▸ AIM OF THE EXERCISE: In the entries below, identify every line with the string "Export" and copy it.

## begin MATERIAL FOR THIS EXERCISE

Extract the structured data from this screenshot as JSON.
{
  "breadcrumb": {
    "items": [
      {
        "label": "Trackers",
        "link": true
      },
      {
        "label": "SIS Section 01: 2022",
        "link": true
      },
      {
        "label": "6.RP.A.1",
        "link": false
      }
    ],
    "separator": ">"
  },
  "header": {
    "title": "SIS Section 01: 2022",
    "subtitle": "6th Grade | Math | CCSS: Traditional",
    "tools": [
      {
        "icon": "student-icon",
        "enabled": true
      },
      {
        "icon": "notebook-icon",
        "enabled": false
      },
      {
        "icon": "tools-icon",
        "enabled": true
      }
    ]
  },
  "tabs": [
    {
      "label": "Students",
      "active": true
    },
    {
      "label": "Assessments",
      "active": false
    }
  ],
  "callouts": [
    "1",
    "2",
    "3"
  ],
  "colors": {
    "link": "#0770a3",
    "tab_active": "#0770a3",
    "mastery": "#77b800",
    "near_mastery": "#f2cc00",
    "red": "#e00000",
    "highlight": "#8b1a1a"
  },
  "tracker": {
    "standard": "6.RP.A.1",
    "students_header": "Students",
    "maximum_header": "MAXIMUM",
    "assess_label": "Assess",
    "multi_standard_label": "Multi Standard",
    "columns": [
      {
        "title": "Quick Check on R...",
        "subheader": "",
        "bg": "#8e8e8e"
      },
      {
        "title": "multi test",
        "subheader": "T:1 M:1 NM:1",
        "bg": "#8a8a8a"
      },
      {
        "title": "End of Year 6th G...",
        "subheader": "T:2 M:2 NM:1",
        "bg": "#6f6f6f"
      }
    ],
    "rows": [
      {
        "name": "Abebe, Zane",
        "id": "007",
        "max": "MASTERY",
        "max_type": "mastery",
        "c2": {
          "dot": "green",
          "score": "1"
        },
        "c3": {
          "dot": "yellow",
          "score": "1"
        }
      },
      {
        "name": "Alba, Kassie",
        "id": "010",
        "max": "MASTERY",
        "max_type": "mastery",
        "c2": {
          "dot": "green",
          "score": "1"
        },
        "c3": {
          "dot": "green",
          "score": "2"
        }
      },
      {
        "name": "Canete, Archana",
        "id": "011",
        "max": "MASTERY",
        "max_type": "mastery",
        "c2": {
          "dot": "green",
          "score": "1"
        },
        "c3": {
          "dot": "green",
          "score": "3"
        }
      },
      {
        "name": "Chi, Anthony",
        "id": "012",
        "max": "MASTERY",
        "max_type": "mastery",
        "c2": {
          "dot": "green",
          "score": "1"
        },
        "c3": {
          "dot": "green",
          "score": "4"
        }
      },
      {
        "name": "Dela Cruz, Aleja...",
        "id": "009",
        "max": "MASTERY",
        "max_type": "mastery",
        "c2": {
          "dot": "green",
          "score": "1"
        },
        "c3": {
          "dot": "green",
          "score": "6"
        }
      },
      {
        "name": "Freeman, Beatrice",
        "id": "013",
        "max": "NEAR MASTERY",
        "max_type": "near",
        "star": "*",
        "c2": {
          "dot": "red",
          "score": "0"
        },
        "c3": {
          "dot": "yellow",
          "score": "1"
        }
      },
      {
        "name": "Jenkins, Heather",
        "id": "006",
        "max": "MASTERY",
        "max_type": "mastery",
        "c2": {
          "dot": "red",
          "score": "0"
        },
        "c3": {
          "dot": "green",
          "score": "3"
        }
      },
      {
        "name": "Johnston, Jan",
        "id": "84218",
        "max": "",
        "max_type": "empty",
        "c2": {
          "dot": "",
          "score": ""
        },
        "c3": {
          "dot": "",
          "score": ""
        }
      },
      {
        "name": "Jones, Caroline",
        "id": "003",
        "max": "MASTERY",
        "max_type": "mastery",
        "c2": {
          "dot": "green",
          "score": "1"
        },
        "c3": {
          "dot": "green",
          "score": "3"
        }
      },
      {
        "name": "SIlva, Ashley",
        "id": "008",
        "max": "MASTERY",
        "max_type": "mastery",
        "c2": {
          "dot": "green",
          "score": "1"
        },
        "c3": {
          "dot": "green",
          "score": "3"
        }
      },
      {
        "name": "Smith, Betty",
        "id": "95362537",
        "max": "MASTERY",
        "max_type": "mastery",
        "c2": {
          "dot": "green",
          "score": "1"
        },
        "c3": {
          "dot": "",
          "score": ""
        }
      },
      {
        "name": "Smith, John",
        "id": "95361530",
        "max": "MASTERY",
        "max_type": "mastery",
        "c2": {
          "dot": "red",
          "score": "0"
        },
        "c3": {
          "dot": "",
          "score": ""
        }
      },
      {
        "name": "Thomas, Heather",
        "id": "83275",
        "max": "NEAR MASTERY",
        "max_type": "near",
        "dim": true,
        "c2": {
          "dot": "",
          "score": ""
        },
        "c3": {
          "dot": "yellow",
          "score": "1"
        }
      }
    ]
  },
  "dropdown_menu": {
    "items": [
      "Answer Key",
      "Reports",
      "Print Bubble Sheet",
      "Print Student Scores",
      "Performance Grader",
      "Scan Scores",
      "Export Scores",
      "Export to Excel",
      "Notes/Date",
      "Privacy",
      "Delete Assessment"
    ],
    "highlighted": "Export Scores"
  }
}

## end MATERIAL FOR THIS EXERCISE

▸ WRITTEN SOLUTION:
      "Export Scores",
      "Export to Excel",
    "highlighted": "Export Scores"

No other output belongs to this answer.